• Aufgabe 1:
Schreiben Sie aus dem Artikel zur Venezuela-Krise den Abschnitt von „Eine unausgesprochene, aber“ bis einschließlich „ebenso Barack Obama.“ wortgetreu ab.
• Aufgabe 2:
Prüfen Sie, ob die folgenden Aussagen mit dem Artikel zur Venezuela-Krise übereinstimmen, und belegen Sie jede Antwort mit Ja oder Nein und dem entscheidenden Wortlaut aus dem Artikel.
(a) Auf Boltons Notiz stand „5000 Soldaten nach Kolumbien“.
(b) Bolton gab die Truppenentsendung offiziell in einer Erklärung bekannt.
(c) Die staatliche Ölgesellschaft PDSVA wird mit Sanktionen belegt.
• Aufgabe 3:
Beantworten Sie anhand des Artikels zur Venezuela-Krise die folgenden Fragen.
(a) Mit welcher Floskel antwortete Bolton auf Nachfrage?
(b) Welche zwei Präsidenten drohten dem Iran mit denselben Worten?
(c) Wem vertrauen die USA die Hilfsgelder für die Bevölkerung an?

• Textauszug:
•••

Chronik/Welt

Venezuela-Krise: Die mächtige Rolle der USA in Lateinamerika

Eine handschriftliche Notiz, gut lesbar und den Fotografen direkt vor die Linse gehalten: John Bolton hatte eine Botschaft, und er sorgte dafür, dass die die Weltöffentlichkeit erreichte, ohne dass er darüber offiziell ein Wort verlieren musste: „5000 Soldaten nach Kolumbien“. Auf Nachfrage zog sich Trumps Nationaler Sicherheitsberater auf eine bewährte Standardfloskel zurück: „Alle Optionen sind auf dem Tisch“.

Eine unausgesprochene, aber dafür umso deutlichere Drohung. In den exakt gleichen Worten hatte etwa George W. Bush einst dem Iran mit einer Militärintervention gedroht, ebenso Barack Obama.

Die USA haben sich im eskalierenden Bürgerkrieg in Venezuela klar auf die Seite der Opposition und ihres neuen Anführers Juan Guaido gestellt. Sie stellen Hilfsgelder für die Bevölkerung zur Verfügung, die sie Guaido anvertrauen, und sie versuchen die sozialistische Regierung von Nicolas Maduro endgültig von ihrer wichtigsten Geldquelle abzuschneiden, den Öl-Einnahmen. Die vom Staat kontrollierte Ölgesellschaft PDSVA wird unter Sanktionen gestellt.

•••

• Datenauszug:
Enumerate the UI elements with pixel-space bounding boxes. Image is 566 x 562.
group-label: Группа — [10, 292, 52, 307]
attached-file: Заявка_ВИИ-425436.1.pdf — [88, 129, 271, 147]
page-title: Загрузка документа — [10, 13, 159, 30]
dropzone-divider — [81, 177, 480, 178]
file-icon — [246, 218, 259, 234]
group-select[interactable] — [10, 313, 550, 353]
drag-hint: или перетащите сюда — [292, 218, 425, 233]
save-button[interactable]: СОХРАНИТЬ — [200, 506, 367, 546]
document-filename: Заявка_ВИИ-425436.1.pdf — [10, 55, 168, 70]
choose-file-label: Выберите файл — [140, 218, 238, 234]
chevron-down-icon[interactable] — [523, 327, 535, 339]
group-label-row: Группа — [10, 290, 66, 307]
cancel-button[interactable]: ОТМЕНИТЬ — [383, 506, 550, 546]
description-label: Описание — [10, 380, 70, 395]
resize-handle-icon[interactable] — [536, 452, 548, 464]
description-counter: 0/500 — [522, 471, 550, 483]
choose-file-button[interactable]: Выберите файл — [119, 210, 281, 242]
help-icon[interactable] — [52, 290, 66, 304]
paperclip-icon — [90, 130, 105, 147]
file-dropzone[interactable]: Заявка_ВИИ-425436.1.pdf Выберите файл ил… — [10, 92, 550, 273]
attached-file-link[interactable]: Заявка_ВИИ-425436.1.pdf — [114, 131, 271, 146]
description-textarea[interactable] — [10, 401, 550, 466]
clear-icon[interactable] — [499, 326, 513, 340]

•••

• Antwort 1:
Eine unausgesprochene, aber dafür umso deutlichere Drohung. In den exakt gleichen Worten hatte etwa George W. Bush einst dem Iran mit einer Militärintervention gedroht, ebenso Barack Obama.

• Antwort 2:
(a) Ja: „5000 Soldaten nach Kolumbien“
(b) Nein: „ohne dass er darüber offiziell ein Wort verlieren musste“
(c) Ja: „Die vom Staat kontrollierte Ölgesellschaft PDSVA wird unter Sanktionen gestellt.“

• Antwort 3:
(a) „Alle Optionen sind auf dem Tisch“
(b) George W. Bush und Barack Obama
(c) Juan Guaido